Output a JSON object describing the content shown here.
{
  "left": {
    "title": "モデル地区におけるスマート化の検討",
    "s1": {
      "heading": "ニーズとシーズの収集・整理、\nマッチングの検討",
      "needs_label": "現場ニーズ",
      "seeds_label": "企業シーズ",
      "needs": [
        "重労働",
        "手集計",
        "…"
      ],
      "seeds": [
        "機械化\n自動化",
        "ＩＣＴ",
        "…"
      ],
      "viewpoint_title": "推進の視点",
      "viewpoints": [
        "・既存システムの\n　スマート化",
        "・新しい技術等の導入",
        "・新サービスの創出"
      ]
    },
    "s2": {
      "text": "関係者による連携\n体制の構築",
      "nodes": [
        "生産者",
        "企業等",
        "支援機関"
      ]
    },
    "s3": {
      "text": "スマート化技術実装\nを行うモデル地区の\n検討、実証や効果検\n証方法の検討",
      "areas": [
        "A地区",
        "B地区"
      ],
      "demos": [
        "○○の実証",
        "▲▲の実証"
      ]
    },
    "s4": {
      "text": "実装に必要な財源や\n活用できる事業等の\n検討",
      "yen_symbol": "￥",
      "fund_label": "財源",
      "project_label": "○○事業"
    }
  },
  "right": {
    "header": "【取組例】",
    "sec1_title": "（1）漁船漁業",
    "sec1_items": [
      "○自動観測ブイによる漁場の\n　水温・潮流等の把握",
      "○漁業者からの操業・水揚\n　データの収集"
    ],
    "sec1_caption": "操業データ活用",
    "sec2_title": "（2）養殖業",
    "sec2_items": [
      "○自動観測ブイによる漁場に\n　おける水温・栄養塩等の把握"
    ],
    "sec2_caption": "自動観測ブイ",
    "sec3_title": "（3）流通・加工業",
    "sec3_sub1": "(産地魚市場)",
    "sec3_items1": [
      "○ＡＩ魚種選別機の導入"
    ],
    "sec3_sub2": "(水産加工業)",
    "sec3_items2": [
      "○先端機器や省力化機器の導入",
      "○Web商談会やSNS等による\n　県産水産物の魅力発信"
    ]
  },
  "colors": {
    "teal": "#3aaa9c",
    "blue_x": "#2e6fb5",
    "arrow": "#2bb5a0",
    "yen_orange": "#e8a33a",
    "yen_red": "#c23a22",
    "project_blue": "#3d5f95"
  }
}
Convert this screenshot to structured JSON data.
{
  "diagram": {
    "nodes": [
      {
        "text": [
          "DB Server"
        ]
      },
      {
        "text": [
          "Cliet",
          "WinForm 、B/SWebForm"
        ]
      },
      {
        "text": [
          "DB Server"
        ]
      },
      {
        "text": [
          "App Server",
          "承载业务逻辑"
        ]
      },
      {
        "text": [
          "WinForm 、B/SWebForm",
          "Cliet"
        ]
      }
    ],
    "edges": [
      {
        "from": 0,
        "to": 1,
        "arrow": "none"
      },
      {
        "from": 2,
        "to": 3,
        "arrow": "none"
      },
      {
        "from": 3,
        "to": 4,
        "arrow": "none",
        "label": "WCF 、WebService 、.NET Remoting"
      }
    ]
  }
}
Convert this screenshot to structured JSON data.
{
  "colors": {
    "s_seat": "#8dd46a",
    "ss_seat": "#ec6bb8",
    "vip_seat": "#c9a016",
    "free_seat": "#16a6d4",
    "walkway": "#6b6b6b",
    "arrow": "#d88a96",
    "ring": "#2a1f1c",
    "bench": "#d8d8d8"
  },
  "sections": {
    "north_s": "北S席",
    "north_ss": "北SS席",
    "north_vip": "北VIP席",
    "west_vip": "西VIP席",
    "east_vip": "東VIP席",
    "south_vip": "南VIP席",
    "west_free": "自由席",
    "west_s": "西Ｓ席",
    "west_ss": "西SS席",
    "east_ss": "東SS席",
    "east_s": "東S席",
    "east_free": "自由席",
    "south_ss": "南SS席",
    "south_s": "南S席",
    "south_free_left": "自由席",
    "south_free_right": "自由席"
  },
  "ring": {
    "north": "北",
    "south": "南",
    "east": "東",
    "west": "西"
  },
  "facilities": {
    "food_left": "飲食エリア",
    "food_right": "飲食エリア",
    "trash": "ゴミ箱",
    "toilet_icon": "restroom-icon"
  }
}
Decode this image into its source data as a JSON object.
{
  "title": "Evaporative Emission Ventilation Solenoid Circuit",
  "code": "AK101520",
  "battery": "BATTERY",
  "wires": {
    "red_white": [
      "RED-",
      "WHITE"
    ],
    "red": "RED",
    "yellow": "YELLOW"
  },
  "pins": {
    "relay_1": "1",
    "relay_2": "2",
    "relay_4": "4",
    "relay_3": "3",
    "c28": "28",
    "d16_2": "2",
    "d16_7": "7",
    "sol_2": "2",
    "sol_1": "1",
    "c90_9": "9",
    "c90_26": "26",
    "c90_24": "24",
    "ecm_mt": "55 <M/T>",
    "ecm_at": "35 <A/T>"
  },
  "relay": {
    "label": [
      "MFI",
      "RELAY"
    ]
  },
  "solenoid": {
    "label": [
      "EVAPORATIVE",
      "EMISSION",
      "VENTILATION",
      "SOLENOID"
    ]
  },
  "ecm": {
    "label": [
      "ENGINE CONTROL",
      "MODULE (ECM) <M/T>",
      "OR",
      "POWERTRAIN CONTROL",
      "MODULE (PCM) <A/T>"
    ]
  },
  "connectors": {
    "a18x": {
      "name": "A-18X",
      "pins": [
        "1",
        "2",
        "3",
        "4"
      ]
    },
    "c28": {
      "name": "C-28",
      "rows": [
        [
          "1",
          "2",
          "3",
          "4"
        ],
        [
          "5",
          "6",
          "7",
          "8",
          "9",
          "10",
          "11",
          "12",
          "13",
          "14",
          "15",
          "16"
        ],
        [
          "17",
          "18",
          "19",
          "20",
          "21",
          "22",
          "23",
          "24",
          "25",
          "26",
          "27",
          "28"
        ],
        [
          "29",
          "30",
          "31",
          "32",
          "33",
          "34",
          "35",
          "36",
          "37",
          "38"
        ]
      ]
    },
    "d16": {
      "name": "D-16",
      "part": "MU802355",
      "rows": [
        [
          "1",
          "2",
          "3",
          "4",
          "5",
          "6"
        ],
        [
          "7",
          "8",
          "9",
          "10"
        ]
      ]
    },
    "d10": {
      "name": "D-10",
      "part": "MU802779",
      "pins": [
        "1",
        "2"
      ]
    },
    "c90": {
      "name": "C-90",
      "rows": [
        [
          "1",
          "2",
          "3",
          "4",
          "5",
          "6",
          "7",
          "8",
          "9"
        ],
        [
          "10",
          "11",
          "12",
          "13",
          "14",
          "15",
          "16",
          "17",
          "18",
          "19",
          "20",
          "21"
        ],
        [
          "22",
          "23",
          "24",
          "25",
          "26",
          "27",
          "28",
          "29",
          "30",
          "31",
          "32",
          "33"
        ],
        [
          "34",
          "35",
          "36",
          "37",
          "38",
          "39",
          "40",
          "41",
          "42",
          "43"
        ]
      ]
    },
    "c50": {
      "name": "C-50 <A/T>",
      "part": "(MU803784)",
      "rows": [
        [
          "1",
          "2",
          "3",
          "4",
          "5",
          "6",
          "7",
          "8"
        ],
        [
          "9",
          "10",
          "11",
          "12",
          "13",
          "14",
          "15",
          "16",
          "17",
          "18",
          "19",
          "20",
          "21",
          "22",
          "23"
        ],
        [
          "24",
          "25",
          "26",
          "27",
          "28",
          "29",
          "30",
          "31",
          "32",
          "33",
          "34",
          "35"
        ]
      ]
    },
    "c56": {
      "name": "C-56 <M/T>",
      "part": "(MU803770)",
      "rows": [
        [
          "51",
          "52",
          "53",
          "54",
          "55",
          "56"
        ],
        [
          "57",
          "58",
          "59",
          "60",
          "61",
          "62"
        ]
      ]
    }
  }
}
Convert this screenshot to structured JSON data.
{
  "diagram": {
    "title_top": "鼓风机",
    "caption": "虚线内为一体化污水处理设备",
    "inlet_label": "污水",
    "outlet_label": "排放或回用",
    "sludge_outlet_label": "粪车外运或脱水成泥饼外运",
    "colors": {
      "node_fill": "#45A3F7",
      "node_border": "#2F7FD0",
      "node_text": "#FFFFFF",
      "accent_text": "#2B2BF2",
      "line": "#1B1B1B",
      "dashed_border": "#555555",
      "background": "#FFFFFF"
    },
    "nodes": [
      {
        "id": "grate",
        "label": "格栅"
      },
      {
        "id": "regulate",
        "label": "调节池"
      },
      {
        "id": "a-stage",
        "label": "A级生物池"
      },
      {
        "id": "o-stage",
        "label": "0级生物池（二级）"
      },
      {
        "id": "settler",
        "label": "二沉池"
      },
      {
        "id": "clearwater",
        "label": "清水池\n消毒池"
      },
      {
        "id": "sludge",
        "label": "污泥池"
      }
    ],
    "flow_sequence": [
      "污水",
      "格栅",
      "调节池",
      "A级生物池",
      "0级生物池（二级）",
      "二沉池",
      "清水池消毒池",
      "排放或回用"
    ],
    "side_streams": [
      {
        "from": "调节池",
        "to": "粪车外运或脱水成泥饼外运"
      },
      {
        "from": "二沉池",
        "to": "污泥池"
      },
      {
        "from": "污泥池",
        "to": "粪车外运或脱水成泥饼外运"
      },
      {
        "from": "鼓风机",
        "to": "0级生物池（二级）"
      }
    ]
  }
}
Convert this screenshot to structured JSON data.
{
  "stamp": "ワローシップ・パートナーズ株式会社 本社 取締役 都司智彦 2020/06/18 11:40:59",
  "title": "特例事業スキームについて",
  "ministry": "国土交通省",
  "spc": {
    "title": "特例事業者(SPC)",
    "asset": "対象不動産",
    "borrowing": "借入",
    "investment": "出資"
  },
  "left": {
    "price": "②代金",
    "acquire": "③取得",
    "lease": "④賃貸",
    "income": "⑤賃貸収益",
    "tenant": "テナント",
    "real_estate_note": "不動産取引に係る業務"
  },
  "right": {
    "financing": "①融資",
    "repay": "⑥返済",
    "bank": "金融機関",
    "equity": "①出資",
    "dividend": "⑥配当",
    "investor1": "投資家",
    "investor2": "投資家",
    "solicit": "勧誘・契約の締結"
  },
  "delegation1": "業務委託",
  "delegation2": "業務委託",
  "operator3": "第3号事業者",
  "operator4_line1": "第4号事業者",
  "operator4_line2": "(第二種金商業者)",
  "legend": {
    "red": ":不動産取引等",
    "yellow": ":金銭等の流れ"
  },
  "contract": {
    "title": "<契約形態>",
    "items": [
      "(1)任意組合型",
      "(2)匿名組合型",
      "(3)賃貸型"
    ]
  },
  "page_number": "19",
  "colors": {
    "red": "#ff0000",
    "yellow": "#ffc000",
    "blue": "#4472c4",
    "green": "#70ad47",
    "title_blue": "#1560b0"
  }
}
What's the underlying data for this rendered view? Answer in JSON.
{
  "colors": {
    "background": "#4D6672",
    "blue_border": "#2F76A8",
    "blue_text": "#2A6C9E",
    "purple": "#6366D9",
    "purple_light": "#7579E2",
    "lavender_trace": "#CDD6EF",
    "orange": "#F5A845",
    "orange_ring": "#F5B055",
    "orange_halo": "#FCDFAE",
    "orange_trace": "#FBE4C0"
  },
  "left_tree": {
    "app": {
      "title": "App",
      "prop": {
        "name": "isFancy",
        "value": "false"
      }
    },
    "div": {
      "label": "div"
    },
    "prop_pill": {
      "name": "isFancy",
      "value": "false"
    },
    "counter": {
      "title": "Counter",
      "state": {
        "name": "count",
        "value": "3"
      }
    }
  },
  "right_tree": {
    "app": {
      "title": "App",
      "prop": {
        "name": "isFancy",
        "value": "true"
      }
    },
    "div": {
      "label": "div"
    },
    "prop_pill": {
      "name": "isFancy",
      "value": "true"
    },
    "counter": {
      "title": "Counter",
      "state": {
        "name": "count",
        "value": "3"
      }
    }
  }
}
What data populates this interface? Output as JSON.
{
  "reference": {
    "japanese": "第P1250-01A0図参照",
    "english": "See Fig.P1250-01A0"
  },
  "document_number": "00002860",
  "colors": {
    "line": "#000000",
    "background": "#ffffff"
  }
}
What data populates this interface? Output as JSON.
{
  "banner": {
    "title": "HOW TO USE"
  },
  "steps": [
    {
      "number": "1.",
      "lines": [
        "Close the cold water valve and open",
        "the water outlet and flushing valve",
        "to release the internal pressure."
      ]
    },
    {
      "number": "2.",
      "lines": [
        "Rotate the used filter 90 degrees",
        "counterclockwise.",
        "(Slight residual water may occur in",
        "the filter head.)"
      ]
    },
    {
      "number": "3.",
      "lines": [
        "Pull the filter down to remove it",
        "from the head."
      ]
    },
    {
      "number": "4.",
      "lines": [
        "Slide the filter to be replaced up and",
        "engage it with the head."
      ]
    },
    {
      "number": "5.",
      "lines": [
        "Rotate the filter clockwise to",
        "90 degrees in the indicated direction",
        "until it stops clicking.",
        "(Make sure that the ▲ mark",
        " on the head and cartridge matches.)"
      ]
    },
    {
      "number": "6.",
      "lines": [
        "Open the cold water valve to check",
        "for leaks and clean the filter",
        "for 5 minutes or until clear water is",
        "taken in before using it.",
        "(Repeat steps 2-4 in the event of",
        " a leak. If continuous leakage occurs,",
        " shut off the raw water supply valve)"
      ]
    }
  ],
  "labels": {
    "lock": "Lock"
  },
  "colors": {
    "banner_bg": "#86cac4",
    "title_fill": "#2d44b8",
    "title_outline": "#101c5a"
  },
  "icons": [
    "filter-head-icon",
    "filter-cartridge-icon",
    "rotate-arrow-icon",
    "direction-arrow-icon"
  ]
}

◇ ◇ ◇ ◇ ◇ ◇ ◇

-- Task goal --
Gather, from the listing above, every line carrying the word "object".

-- Response for this exercise --
Output a JSON object describing the content shown here.
Decode this image into its source data as a JSON object.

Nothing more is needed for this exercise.